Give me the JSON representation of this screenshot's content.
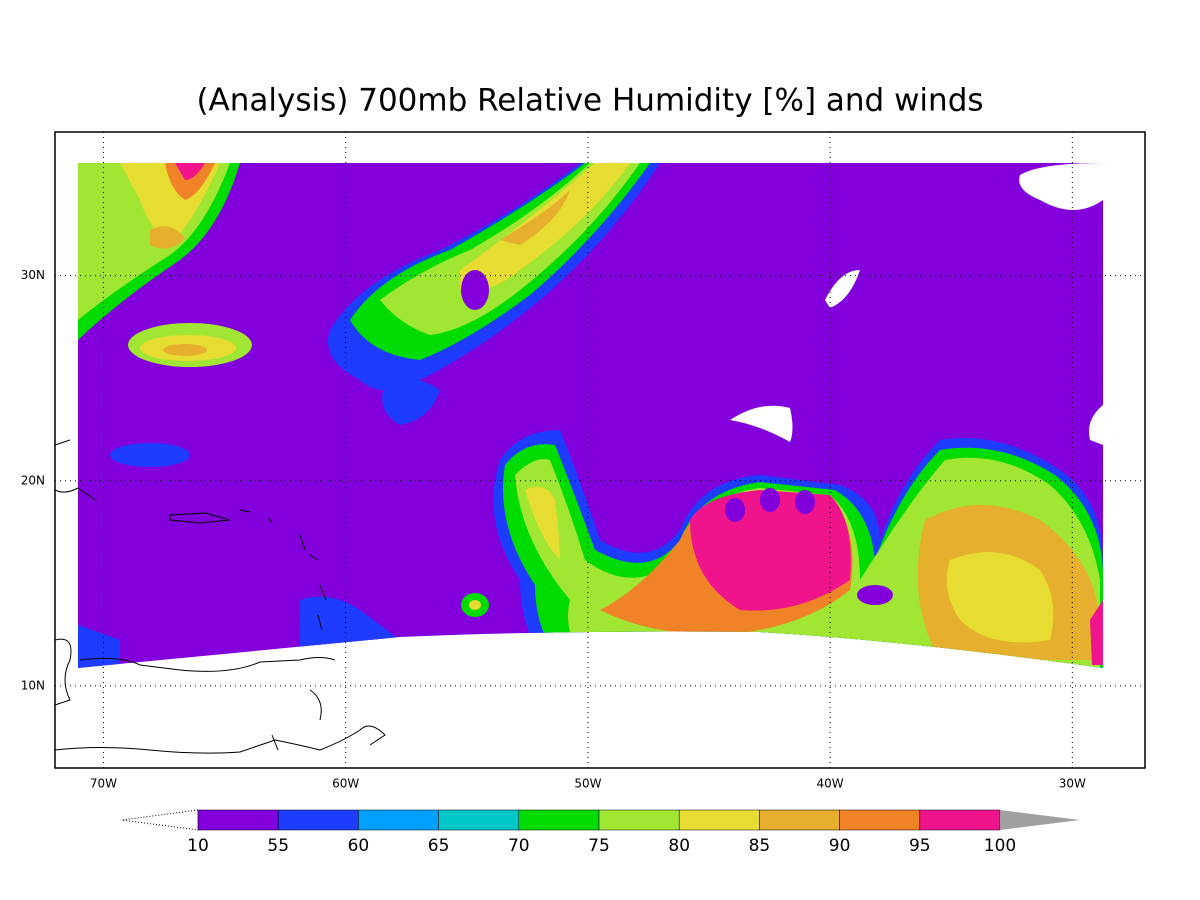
{
  "map": {
    "title": "(Analysis) 700mb Relative Humidity [%] and winds",
    "xlim": [
      -72,
      -27
    ],
    "ylim": [
      6,
      37
    ],
    "xticks": [
      {
        "value": -70,
        "label": "70W"
      },
      {
        "value": -60,
        "label": "60W"
      },
      {
        "value": -50,
        "label": "50W"
      },
      {
        "value": -40,
        "label": "40W"
      },
      {
        "value": -30,
        "label": "30W"
      }
    ],
    "yticks": [
      {
        "value": 10,
        "label": "10N"
      },
      {
        "value": 20,
        "label": "20N"
      },
      {
        "value": 30,
        "label": "30N"
      }
    ],
    "colorbar": {
      "levels": [
        10,
        55,
        60,
        65,
        70,
        75,
        80,
        85,
        90,
        95,
        100
      ],
      "colors": [
        "#8200dc",
        "#1e3cff",
        "#00a0ff",
        "#00c8c8",
        "#00dc00",
        "#a0e632",
        "#e6dc32",
        "#e6af2d",
        "#f08228",
        "#f0148c"
      ],
      "over_color": "#a0a0a0"
    }
  }
}
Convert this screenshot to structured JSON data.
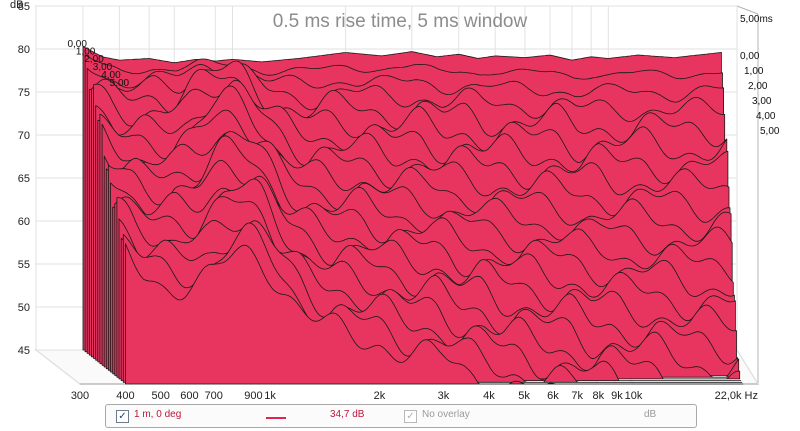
{
  "chart_data": {
    "type": "area",
    "subtype": "waterfall-3d",
    "title": "0.5 ms rise time, 5 ms window",
    "y_unit": "dB",
    "x_unit": "Hz",
    "x_scale": "log",
    "xlim": [
      300,
      22000
    ],
    "ylim": [
      45,
      85
    ],
    "x_ticks": [
      {
        "v": 300,
        "label": "300"
      },
      {
        "v": 400,
        "label": "400"
      },
      {
        "v": 500,
        "label": "500"
      },
      {
        "v": 600,
        "label": "600"
      },
      {
        "v": 700,
        "label": "700"
      },
      {
        "v": 900,
        "label": "900"
      },
      {
        "v": 1000,
        "label": "1k"
      },
      {
        "v": 2000,
        "label": "2k"
      },
      {
        "v": 3000,
        "label": "3k"
      },
      {
        "v": 4000,
        "label": "4k"
      },
      {
        "v": 5000,
        "label": "5k"
      },
      {
        "v": 6000,
        "label": "6k"
      },
      {
        "v": 7000,
        "label": "7k"
      },
      {
        "v": 8000,
        "label": "8k"
      },
      {
        "v": 9000,
        "label": "9k"
      },
      {
        "v": 10000,
        "label": "10k"
      },
      {
        "v": 22000,
        "label": "22,0k Hz"
      }
    ],
    "y_ticks": [
      45,
      50,
      55,
      60,
      65,
      70,
      75,
      80,
      85
    ],
    "time_unit": "ms",
    "time_labels_left": [
      "0,00",
      "1,00",
      "2,00",
      "3,00",
      "4,00",
      "5,00"
    ],
    "time_labels_right": [
      "5,00ms",
      "0,00",
      "1,00",
      "2,00",
      "3,00",
      "4,00",
      "5,00"
    ],
    "slice_times_ms": [
      0,
      0.25,
      0.5,
      0.75,
      1,
      1.25,
      1.5,
      1.75,
      2,
      2.25,
      2.5,
      2.75,
      3,
      3.25,
      3.5,
      3.75,
      4,
      4.25,
      4.5,
      4.75,
      5
    ],
    "series": [
      {
        "name": "1 m, 0 deg",
        "time_ms": 0,
        "x": [
          400,
          450,
          500,
          600,
          700,
          800,
          900,
          1000,
          1200,
          1500,
          2000,
          2500,
          3000,
          3500,
          4000,
          4500,
          5000,
          6000,
          7000,
          8000,
          9000,
          10000,
          12000,
          15000,
          20000
        ],
        "y": [
          80.3,
          79.1,
          78.7,
          78.9,
          78.4,
          78.8,
          78.6,
          78.8,
          78.5,
          78.9,
          79.6,
          79.2,
          79.7,
          79.1,
          79.4,
          78.9,
          79.2,
          79.0,
          79.3,
          78.7,
          79.1,
          78.9,
          79.3,
          79.0,
          79.6
        ]
      }
    ],
    "color": "#e8355f",
    "edge_color": "#1a1a1a"
  },
  "legend": {
    "series_checked": "✓",
    "series_name": "1 m, 0 deg",
    "series_value": "34,7 dB",
    "overlay_checked": "✓",
    "overlay_label": "No overlay",
    "unit": "dB"
  }
}
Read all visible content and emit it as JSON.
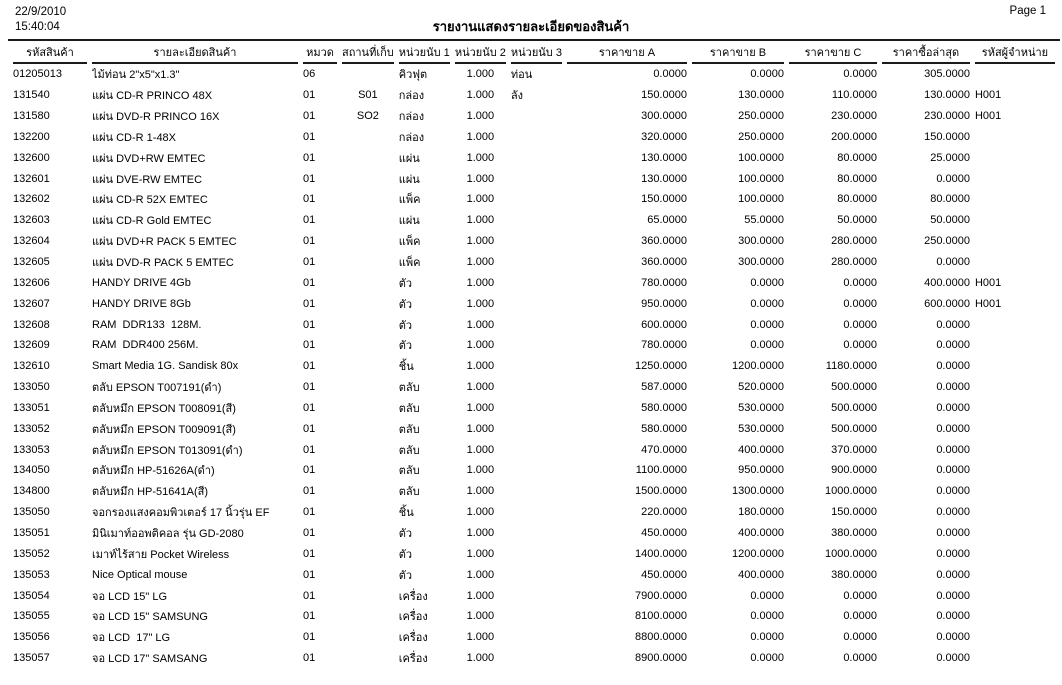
{
  "report": {
    "date": "22/9/2010",
    "time": "15:40:04",
    "title": "รายงานแสดงรายละเอียดของสินค้า",
    "page_label": "Page 1"
  },
  "table": {
    "columns": [
      {
        "key": "code",
        "label": "รหัสสินค้า"
      },
      {
        "key": "description",
        "label": "รายละเอียดสินค้า"
      },
      {
        "key": "category",
        "label": "หมวด"
      },
      {
        "key": "location",
        "label": "สถานที่เก็บ"
      },
      {
        "key": "unit1",
        "label": "หน่วยนับ 1"
      },
      {
        "key": "unit2",
        "label": "หน่วยนับ 2"
      },
      {
        "key": "unit3",
        "label": "หน่วยนับ 3"
      },
      {
        "key": "price_a",
        "label": "ราคาขาย A"
      },
      {
        "key": "price_b",
        "label": "ราคาขาย B"
      },
      {
        "key": "price_c",
        "label": "ราคาขาย C"
      },
      {
        "key": "last_purchase_price",
        "label": "ราคาซื้อล่าสุด"
      },
      {
        "key": "vendor_code",
        "label": "รหัสผู้จำหน่าย"
      }
    ],
    "rows": [
      [
        "01205013",
        "ไม้ท่อน 2\"x5\"x1.3\"",
        "06",
        "",
        "คิวฟุต",
        "1.000",
        "ท่อน",
        "0.0000",
        "0.0000",
        "0.0000",
        "305.0000",
        ""
      ],
      [
        "131540",
        "แผ่น CD-R PRINCO 48X",
        "01",
        "S01",
        "กล่อง",
        "1.000",
        "ลัง",
        "150.0000",
        "130.0000",
        "110.0000",
        "130.0000",
        "H001"
      ],
      [
        "131580",
        "แผ่น DVD-R PRINCO 16X",
        "01",
        "SO2",
        "กล่อง",
        "1.000",
        "",
        "300.0000",
        "250.0000",
        "230.0000",
        "230.0000",
        "H001"
      ],
      [
        "132200",
        "แผ่น CD-R 1-48X",
        "01",
        "",
        "กล่อง",
        "1.000",
        "",
        "320.0000",
        "250.0000",
        "200.0000",
        "150.0000",
        ""
      ],
      [
        "132600",
        "แผ่น DVD+RW EMTEC",
        "01",
        "",
        "แผ่น",
        "1.000",
        "",
        "130.0000",
        "100.0000",
        "80.0000",
        "25.0000",
        ""
      ],
      [
        "132601",
        "แผ่น DVE-RW EMTEC",
        "01",
        "",
        "แผ่น",
        "1.000",
        "",
        "130.0000",
        "100.0000",
        "80.0000",
        "0.0000",
        ""
      ],
      [
        "132602",
        "แผ่น CD-R 52X EMTEC",
        "01",
        "",
        "แพ็ค",
        "1.000",
        "",
        "150.0000",
        "100.0000",
        "80.0000",
        "80.0000",
        ""
      ],
      [
        "132603",
        "แผ่น CD-R Gold EMTEC",
        "01",
        "",
        "แผ่น",
        "1.000",
        "",
        "65.0000",
        "55.0000",
        "50.0000",
        "50.0000",
        ""
      ],
      [
        "132604",
        "แผ่น DVD+R PACK 5 EMTEC",
        "01",
        "",
        "แพ็ค",
        "1.000",
        "",
        "360.0000",
        "300.0000",
        "280.0000",
        "250.0000",
        ""
      ],
      [
        "132605",
        "แผ่น DVD-R PACK 5 EMTEC",
        "01",
        "",
        "แพ็ค",
        "1.000",
        "",
        "360.0000",
        "300.0000",
        "280.0000",
        "0.0000",
        ""
      ],
      [
        "132606",
        "HANDY DRIVE 4Gb",
        "01",
        "",
        "ตัว",
        "1.000",
        "",
        "780.0000",
        "0.0000",
        "0.0000",
        "400.0000",
        "H001"
      ],
      [
        "132607",
        "HANDY DRIVE 8Gb",
        "01",
        "",
        "ตัว",
        "1.000",
        "",
        "950.0000",
        "0.0000",
        "0.0000",
        "600.0000",
        "H001"
      ],
      [
        "132608",
        "RAM  DDR133  128M.",
        "01",
        "",
        "ตัว",
        "1.000",
        "",
        "600.0000",
        "0.0000",
        "0.0000",
        "0.0000",
        ""
      ],
      [
        "132609",
        "RAM  DDR400 256M.",
        "01",
        "",
        "ตัว",
        "1.000",
        "",
        "780.0000",
        "0.0000",
        "0.0000",
        "0.0000",
        ""
      ],
      [
        "132610",
        "Smart Media 1G. Sandisk 80x",
        "01",
        "",
        "ชิ้น",
        "1.000",
        "",
        "1250.0000",
        "1200.0000",
        "1180.0000",
        "0.0000",
        ""
      ],
      [
        "133050",
        "ตลับ EPSON T007191(ดำ)",
        "01",
        "",
        "ตลับ",
        "1.000",
        "",
        "587.0000",
        "520.0000",
        "500.0000",
        "0.0000",
        ""
      ],
      [
        "133051",
        "ตลับหมึก EPSON T008091(สี)",
        "01",
        "",
        "ตลับ",
        "1.000",
        "",
        "580.0000",
        "530.0000",
        "500.0000",
        "0.0000",
        ""
      ],
      [
        "133052",
        "ตลับหมึก EPSON T009091(สี)",
        "01",
        "",
        "ตลับ",
        "1.000",
        "",
        "580.0000",
        "530.0000",
        "500.0000",
        "0.0000",
        ""
      ],
      [
        "133053",
        "ตลับหมึก EPSON T013091(ดำ)",
        "01",
        "",
        "ตลับ",
        "1.000",
        "",
        "470.0000",
        "400.0000",
        "370.0000",
        "0.0000",
        ""
      ],
      [
        "134050",
        "ตลับหมึก HP-51626A(ดำ)",
        "01",
        "",
        "ตลับ",
        "1.000",
        "",
        "1100.0000",
        "950.0000",
        "900.0000",
        "0.0000",
        ""
      ],
      [
        "134800",
        "ตลับหมึก HP-51641A(สี)",
        "01",
        "",
        "ตลับ",
        "1.000",
        "",
        "1500.0000",
        "1300.0000",
        "1000.0000",
        "0.0000",
        ""
      ],
      [
        "135050",
        "จอกรองแสงคอมพิวเตอร์ 17 นิ้วรุ่น EF",
        "01",
        "",
        "ชิ้น",
        "1.000",
        "",
        "220.0000",
        "180.0000",
        "150.0000",
        "0.0000",
        ""
      ],
      [
        "135051",
        "มินิเมาท์ออพติคอล รุ่น GD-2080",
        "01",
        "",
        "ตัว",
        "1.000",
        "",
        "450.0000",
        "400.0000",
        "380.0000",
        "0.0000",
        ""
      ],
      [
        "135052",
        "เมาท์ไร้สาย Pocket Wireless",
        "01",
        "",
        "ตัว",
        "1.000",
        "",
        "1400.0000",
        "1200.0000",
        "1000.0000",
        "0.0000",
        ""
      ],
      [
        "135053",
        "Nice Optical mouse",
        "01",
        "",
        "ตัว",
        "1.000",
        "",
        "450.0000",
        "400.0000",
        "380.0000",
        "0.0000",
        ""
      ],
      [
        "135054",
        "จอ LCD 15\" LG",
        "01",
        "",
        "เครื่อง",
        "1.000",
        "",
        "7900.0000",
        "0.0000",
        "0.0000",
        "0.0000",
        ""
      ],
      [
        "135055",
        "จอ LCD 15\" SAMSUNG",
        "01",
        "",
        "เครื่อง",
        "1.000",
        "",
        "8100.0000",
        "0.0000",
        "0.0000",
        "0.0000",
        ""
      ],
      [
        "135056",
        "จอ LCD  17\" LG",
        "01",
        "",
        "เครื่อง",
        "1.000",
        "",
        "8800.0000",
        "0.0000",
        "0.0000",
        "0.0000",
        ""
      ],
      [
        "135057",
        "จอ LCD 17\" SAMSANG",
        "01",
        "",
        "เครื่อง",
        "1.000",
        "",
        "8900.0000",
        "0.0000",
        "0.0000",
        "0.0000",
        ""
      ]
    ]
  }
}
········
(Objective): Isolate the lines above that contain the word "title" and copy them.

(Output of the exercise):
    "title": "(Analysis) 700mb Relative Humidity [%] and winds",
    "title": "0.5 ms rise time, 5 ms window",
    "title": "รายงานแสดงรายละเอียดของสินค้า",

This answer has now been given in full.